| Given records |
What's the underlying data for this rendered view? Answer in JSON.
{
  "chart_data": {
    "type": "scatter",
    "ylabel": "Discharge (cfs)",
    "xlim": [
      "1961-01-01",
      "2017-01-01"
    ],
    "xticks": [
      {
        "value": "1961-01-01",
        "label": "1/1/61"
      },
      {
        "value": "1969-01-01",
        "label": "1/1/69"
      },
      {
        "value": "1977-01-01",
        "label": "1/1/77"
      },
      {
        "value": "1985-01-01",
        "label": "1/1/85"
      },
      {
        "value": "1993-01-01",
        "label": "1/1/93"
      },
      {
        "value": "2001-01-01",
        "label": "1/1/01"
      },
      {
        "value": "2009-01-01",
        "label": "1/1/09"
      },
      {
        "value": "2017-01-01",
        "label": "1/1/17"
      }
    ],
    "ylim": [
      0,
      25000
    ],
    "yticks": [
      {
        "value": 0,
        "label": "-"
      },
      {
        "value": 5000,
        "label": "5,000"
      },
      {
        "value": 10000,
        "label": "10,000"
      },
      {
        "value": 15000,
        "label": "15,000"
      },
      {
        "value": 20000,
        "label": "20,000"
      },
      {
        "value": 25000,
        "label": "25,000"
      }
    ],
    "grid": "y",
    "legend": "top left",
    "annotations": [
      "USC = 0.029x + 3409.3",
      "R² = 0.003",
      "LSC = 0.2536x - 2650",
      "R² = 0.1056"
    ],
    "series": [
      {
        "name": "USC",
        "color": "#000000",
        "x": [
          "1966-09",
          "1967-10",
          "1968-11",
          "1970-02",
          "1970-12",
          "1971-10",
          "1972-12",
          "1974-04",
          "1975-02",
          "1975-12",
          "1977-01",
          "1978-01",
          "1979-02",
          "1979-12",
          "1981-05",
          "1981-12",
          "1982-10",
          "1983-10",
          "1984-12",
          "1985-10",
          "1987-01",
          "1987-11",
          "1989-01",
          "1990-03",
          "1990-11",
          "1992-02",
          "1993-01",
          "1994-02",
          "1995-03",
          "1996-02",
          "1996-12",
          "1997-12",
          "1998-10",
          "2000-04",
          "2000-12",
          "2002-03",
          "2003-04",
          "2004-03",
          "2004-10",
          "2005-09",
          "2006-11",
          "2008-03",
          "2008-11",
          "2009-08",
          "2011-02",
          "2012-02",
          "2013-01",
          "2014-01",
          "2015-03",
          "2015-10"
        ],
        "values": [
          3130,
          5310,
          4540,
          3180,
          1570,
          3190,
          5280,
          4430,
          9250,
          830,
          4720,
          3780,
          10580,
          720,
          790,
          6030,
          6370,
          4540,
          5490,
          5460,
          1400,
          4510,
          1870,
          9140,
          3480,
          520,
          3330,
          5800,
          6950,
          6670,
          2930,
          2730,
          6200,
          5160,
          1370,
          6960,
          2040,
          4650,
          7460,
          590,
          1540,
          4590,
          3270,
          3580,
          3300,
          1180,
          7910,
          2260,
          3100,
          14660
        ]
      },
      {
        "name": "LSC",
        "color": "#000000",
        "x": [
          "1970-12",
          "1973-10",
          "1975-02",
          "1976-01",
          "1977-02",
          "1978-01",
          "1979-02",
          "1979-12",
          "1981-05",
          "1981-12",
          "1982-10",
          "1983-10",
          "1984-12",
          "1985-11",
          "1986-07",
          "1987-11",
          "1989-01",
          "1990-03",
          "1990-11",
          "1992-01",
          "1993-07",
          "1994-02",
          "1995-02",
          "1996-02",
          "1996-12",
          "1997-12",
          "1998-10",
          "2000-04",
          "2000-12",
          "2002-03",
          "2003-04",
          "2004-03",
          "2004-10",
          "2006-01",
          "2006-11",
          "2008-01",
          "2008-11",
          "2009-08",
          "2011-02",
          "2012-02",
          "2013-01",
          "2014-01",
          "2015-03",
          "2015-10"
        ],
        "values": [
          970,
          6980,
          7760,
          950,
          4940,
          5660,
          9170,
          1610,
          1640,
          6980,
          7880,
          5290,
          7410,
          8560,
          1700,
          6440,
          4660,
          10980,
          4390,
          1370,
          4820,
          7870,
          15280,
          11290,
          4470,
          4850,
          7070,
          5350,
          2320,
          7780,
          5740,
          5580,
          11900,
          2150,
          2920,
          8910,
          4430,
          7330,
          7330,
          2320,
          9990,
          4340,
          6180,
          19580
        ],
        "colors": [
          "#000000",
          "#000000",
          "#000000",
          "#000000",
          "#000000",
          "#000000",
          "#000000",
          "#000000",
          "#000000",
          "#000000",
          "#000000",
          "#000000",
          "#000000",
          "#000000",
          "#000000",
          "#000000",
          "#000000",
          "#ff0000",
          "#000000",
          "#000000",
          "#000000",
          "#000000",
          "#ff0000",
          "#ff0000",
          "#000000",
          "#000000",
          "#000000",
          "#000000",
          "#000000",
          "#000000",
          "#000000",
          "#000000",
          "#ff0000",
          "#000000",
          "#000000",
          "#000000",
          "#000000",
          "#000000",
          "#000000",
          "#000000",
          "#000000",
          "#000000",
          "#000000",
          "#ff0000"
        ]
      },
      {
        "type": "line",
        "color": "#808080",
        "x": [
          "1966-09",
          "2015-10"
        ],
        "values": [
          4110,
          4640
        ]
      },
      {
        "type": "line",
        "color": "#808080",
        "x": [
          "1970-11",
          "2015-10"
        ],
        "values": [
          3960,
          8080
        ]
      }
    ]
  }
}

| Short task |
Extract each line of the material exactly as it stands.

| Exercise answer |
What's the underlying data for this rendered view? Answer in JSON.
{
  "chart_data": {
    "type": "scatter",
    "ylabel": "Discharge (cfs)",
    "xlim": [
      "1961-01-01",
      "2017-01-01"
    ],
    "xticks": [
      {
        "value": "1961-01-01",
        "label": "1/1/61"
      },
      {
        "value": "1969-01-01",
        "label": "1/1/69"
      },
      {
        "value": "1977-01-01",
        "label": "1/1/77"
      },
      {
        "value": "1985-01-01",
        "label": "1/1/85"
      },
      {
        "value": "1993-01-01",
        "label": "1/1/93"
      },
      {
        "value": "2001-01-01",
        "label": "1/1/01"
      },
      {
        "value": "2009-01-01",
        "label": "1/1/09"
      },
      {
        "value": "2017-01-01",
        "label": "1/1/17"
      }
    ],
    "ylim": [
      0,
      25000
    ],
    "yticks": [
      {
        "value": 0,
        "label": "-"
      },
      {
        "value": 5000,
        "label": "5,000"
      },
      {
        "value": 10000,
        "label": "10,000"
      },
      {
        "value": 15000,
        "label": "15,000"
      },
      {
        "value": 20000,
        "label": "20,000"
      },
      {
        "value": 25000,
        "label": "25,000"
      }
    ],
    "grid": "y",
    "legend": "top left",
    "annotations": [
      "USC = 0.029x + 3409.3",
      "R² = 0.003",
      "LSC = 0.2536x - 2650",
      "R² = 0.1056"
    ],
    "series": [
      {
        "name": "USC",
        "color": "#000000",
        "x": [
          "1966-09",
          "1967-10",
          "1968-11",
          "1970-02",
          "1970-12",
          "1971-10",
          "1972-12",
          "1974-04",
          "1975-02",
          "1975-12",
          "1977-01",
          "1978-01",
          "1979-02",
          "1979-12",
          "1981-05",
          "1981-12",
          "1982-10",
          "1983-10",
          "1984-12",
          "1985-10",
          "1987-01",
          "1987-11",
          "1989-01",
          "1990-03",
          "1990-11",
          "1992-02",
          "1993-01",
          "1994-02",
          "1995-03",
          "1996-02",
          "1996-12",
          "1997-12",
          "1998-10",
          "2000-04",
          "2000-12",
          "2002-03",
          "2003-04",
          "2004-03",
          "2004-10",
          "2005-09",
          "2006-11",
          "2008-03",
          "2008-11",
          "2009-08",
          "2011-02",
          "2012-02",
          "2013-01",
          "2014-01",
          "2015-03",
          "2015-10"
        ],
        "values": [
          3130,
          5310,
          4540,
          3180,
          1570,
          3190,
          5280,
          4430,
          9250,
          830,
          4720,
          3780,
          10580,
          720,
          790,
          6030,
          6370,
          4540,
          5490,
          5460,
          1400,
          4510,
          1870,
          9140,
          3480,
          520,
          3330,
          5800,
          6950,
          6670,
          2930,
          2730,
          6200,
          5160,
          1370,
          6960,
          2040,
          4650,
          7460,
          590,
          1540,
          4590,
          3270,
          3580,
          3300,
          1180,
          7910,
          2260,
          3100,
          14660
        ]
      },
      {
        "name": "LSC",
        "color": "#000000",
        "x": [
          "1970-12",
          "1973-10",
          "1975-02",
          "1976-01",
          "1977-02",
          "1978-01",
          "1979-02",
          "1979-12",
          "1981-05",
          "1981-12",
          "1982-10",
          "1983-10",
          "1984-12",
          "1985-11",
          "1986-07",
          "1987-11",
          "1989-01",
          "1990-03",
          "1990-11",
          "1992-01",
          "1993-07",
          "1994-02",
          "1995-02",
          "1996-02",
          "1996-12",
          "1997-12",
          "1998-10",
          "2000-04",
          "2000-12",
          "2002-03",
          "2003-04",
          "2004-03",
          "2004-10",
          "2006-01",
          "2006-11",
          "2008-01",
          "2008-11",
          "2009-08",
          "2011-02",
          "2012-02",
          "2013-01",
          "2014-01",
          "2015-03",
          "2015-10"
        ],
        "values": [
          970,
          6980,
          7760,
          950,
          4940,
          5660,
          9170,
          1610,
          1640,
          6980,
          7880,
          5290,
          7410,
          8560,
          1700,
          6440,
          4660,
          10980,
          4390,
          1370,
          4820,
          7870,
          15280,
          11290,
          4470,
          4850,
          7070,
          5350,
          2320,
          7780,
          5740,
          5580,
          11900,
          2150,
          2920,
          8910,
          4430,
          7330,
          7330,
          2320,
          9990,
          4340,
          6180,
          19580
        ],
        "colors": [
          "#000000",
          "#000000",
          "#000000",
          "#000000",
          "#000000",
          "#000000",
          "#000000",
          "#000000",
          "#000000",
          "#000000",
          "#000000",
          "#000000",
          "#000000",
          "#000000",
          "#000000",
          "#000000",
          "#000000",
          "#ff0000",
          "#000000",
          "#000000",
          "#000000",
          "#000000",
          "#ff0000",
          "#ff0000",
          "#000000",
          "#000000",
          "#000000",
          "#000000",
          "#000000",
          "#000000",
          "#000000",
          "#000000",
          "#ff0000",
          "#000000",
          "#000000",
          "#000000",
          "#000000",
          "#000000",
          "#000000",
          "#000000",
          "#000000",
          "#000000",
          "#000000",
          "#ff0000"
        ]
      },
      {
        "type": "line",
        "color": "#808080",
        "x": [
          "1966-09",
          "2015-10"
        ],
        "values": [
          4110,
          4640
        ]
      },
      {
        "type": "line",
        "color": "#808080",
        "x": [
          "1970-11",
          "2015-10"
        ],
        "values": [
          3960,
          8080
        ]
      }
    ]
  }
}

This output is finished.